--- Stated exercise ---
From the listing below, pick out each line with the word "индексов".

____

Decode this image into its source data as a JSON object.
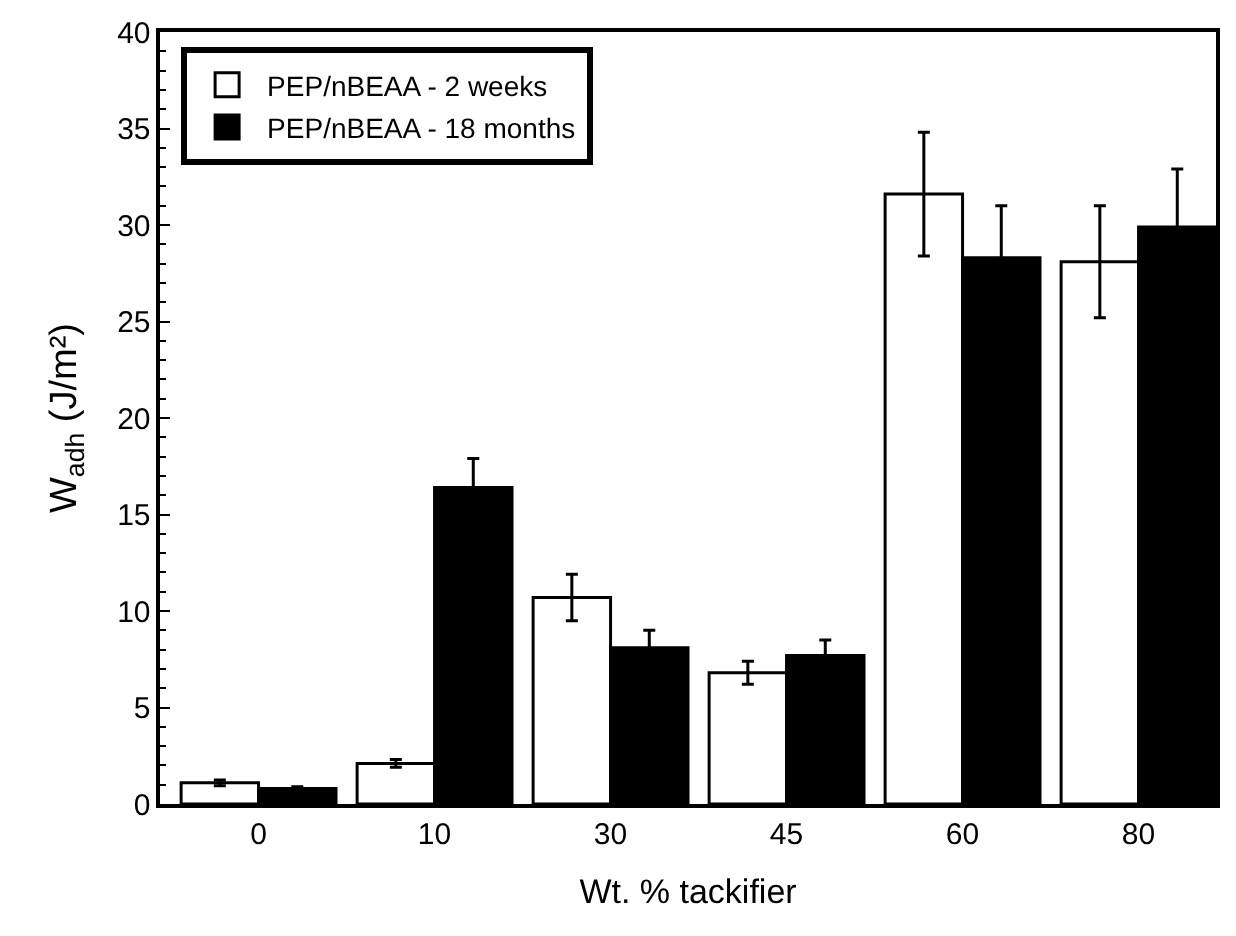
{
  "chart_data": {
    "type": "bar",
    "xlabel": "Wt. % tackifier",
    "ylabel": "W$_{adh}$ (J/m²)",
    "categories": [
      "0",
      "10",
      "30",
      "45",
      "60",
      "80"
    ],
    "series": [
      {
        "name": "PEP/nBEAA - 2 weeks",
        "color": "#ffffff",
        "values": [
          1.1,
          2.1,
          10.7,
          6.8,
          31.6,
          28.1
        ],
        "errors": [
          0.15,
          0.2,
          1.2,
          0.6,
          3.2,
          2.9
        ]
      },
      {
        "name": "PEP/nBEAA - 18 months",
        "color": "#000000",
        "values": [
          0.8,
          16.4,
          8.1,
          7.7,
          28.3,
          29.9
        ],
        "errors": [
          0.1,
          1.5,
          0.9,
          0.8,
          2.7,
          3.0
        ]
      }
    ],
    "ylim": [
      0,
      40
    ],
    "yticks": [
      0,
      5,
      10,
      15,
      20,
      25,
      30,
      35,
      40
    ],
    "legend": "top left"
  }
}
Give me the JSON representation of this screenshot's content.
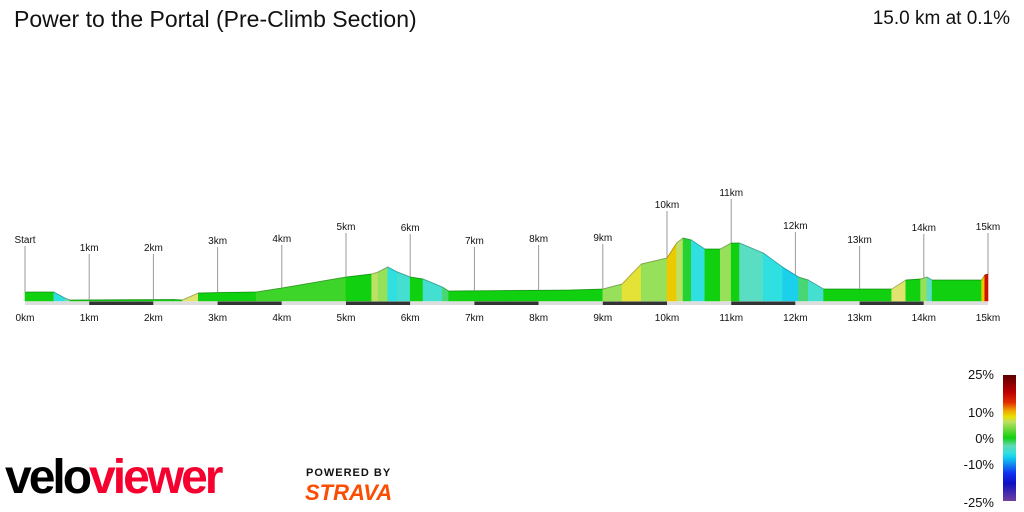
{
  "header": {
    "title": "Power to the Portal (Pre-Climb Section)",
    "summary": "15.0 km at 0.1%"
  },
  "chart_data": {
    "type": "area",
    "title": "Power to the Portal (Pre-Climb Section)",
    "xlabel": "",
    "ylabel": "",
    "xlim": [
      0,
      15
    ],
    "x_unit": "km",
    "x_tick_labels": [
      "0km",
      "1km",
      "2km",
      "3km",
      "4km",
      "5km",
      "6km",
      "7km",
      "8km",
      "9km",
      "10km",
      "11km",
      "12km",
      "13km",
      "14km",
      "15km"
    ],
    "marker_labels": [
      "Start",
      "1km",
      "2km",
      "3km",
      "4km",
      "5km",
      "6km",
      "7km",
      "8km",
      "9km",
      "10km",
      "11km",
      "12km",
      "13km",
      "14km",
      "15km"
    ],
    "profile_columns": [
      "distance_km",
      "relative_elevation",
      "gradient_pct"
    ],
    "profile": [
      [
        0,
        9,
        1
      ],
      [
        0.45,
        9,
        0
      ],
      [
        0.62,
        3,
        -6
      ],
      [
        0.7,
        1,
        -3
      ],
      [
        2.3,
        1.5,
        0.2
      ],
      [
        2.45,
        1,
        -0.5
      ],
      [
        2.7,
        8,
        5
      ],
      [
        3.0,
        8.5,
        1
      ],
      [
        3.6,
        9,
        0.5
      ],
      [
        4.0,
        13,
        2
      ],
      [
        5.0,
        24,
        2
      ],
      [
        5.4,
        27,
        1.5
      ],
      [
        5.5,
        29,
        4
      ],
      [
        5.65,
        34,
        3
      ],
      [
        5.8,
        29,
        -6
      ],
      [
        6.0,
        24,
        -5
      ],
      [
        6.2,
        22,
        0
      ],
      [
        6.5,
        14,
        -5
      ],
      [
        6.6,
        10,
        -2
      ],
      [
        7.5,
        10.5,
        0.5
      ],
      [
        8.5,
        11,
        0.5
      ],
      [
        9.0,
        12,
        1
      ],
      [
        9.3,
        17,
        3
      ],
      [
        9.6,
        37,
        6
      ],
      [
        9.8,
        40,
        3
      ],
      [
        10.0,
        43,
        3
      ],
      [
        10.15,
        58,
        8
      ],
      [
        10.25,
        63,
        4
      ],
      [
        10.38,
        61,
        -1
      ],
      [
        10.59,
        52,
        -6
      ],
      [
        10.83,
        52,
        0.5
      ],
      [
        11.0,
        58,
        3
      ],
      [
        11.13,
        58,
        0
      ],
      [
        11.5,
        48,
        -4
      ],
      [
        11.8,
        34,
        -6
      ],
      [
        12.05,
        24,
        -8
      ],
      [
        12.2,
        21,
        -2
      ],
      [
        12.44,
        12,
        -5
      ],
      [
        13.5,
        12,
        0
      ],
      [
        13.72,
        21,
        5
      ],
      [
        13.95,
        22,
        1
      ],
      [
        14.05,
        24,
        3
      ],
      [
        14.13,
        21,
        -4
      ],
      [
        14.9,
        21,
        0.5
      ],
      [
        14.95,
        26,
        8
      ],
      [
        15.0,
        27,
        15
      ]
    ],
    "legend": {
      "type": "colorbar",
      "placement": "bottom-right",
      "labels": [
        "25%",
        "10%",
        "0%",
        "-10%",
        "-25%"
      ]
    },
    "grid": false
  },
  "branding": {
    "logo_part1": "velo",
    "logo_part2": "viewer",
    "powered_by": "POWERED BY",
    "strava": "STRAVA"
  },
  "colors": {
    "flat": "#10d010",
    "climb": "#e8e000",
    "descent": "#30e0e0",
    "velo": "#000000",
    "viewer": "#f5002f",
    "strava": "#fc4c02"
  }
}
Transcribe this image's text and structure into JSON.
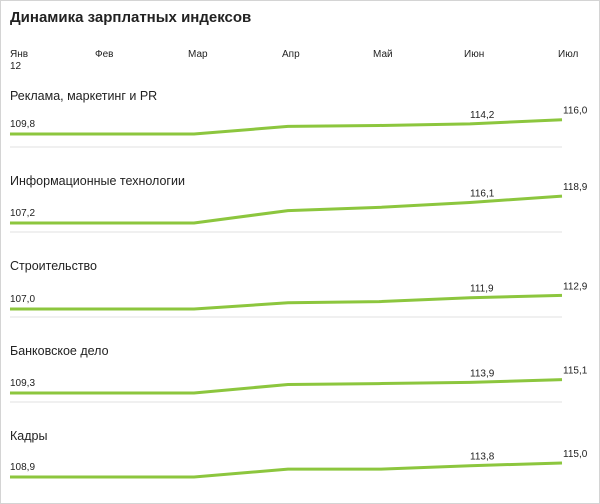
{
  "title": "Динамика зарплатных индексов",
  "year_label": "12",
  "chart_data": {
    "type": "line",
    "title": "Динамика зарплатных индексов",
    "categories": [
      "Янв",
      "Фев",
      "Мар",
      "Апр",
      "Май",
      "Июн",
      "Июл"
    ],
    "line_color": "#8cc63e",
    "grid": false,
    "charts": [
      {
        "name": "Реклама, маркетинг и PR",
        "values": [
          109.8,
          109.8,
          109.8,
          113.1,
          113.5,
          114.2,
          116.0
        ],
        "labels": [
          "109,8",
          "114,2",
          "116,0"
        ]
      },
      {
        "name": "Информационные технологии",
        "values": [
          107.2,
          107.2,
          107.2,
          112.6,
          114.0,
          116.1,
          118.9
        ],
        "labels": [
          "107,2",
          "116,1",
          "118,9"
        ]
      },
      {
        "name": "Строительство",
        "values": [
          107.0,
          107.0,
          107.0,
          109.7,
          110.2,
          111.9,
          112.9
        ],
        "labels": [
          "107,0",
          "111,9",
          "112,9"
        ]
      },
      {
        "name": "Банковское дело",
        "values": [
          109.3,
          109.3,
          109.3,
          113.0,
          113.4,
          113.9,
          115.1
        ],
        "labels": [
          "109,3",
          "113,9",
          "115,1"
        ]
      },
      {
        "name": "Кадры",
        "values": [
          108.9,
          108.9,
          108.9,
          112.3,
          112.3,
          113.8,
          115.0
        ],
        "labels": [
          "108,9",
          "113,8",
          "115,0"
        ]
      }
    ]
  }
}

____

--- The completed task ---
  "title": "Динамика зарплатных индексов",
    "title": "Динамика зарплатных индексов",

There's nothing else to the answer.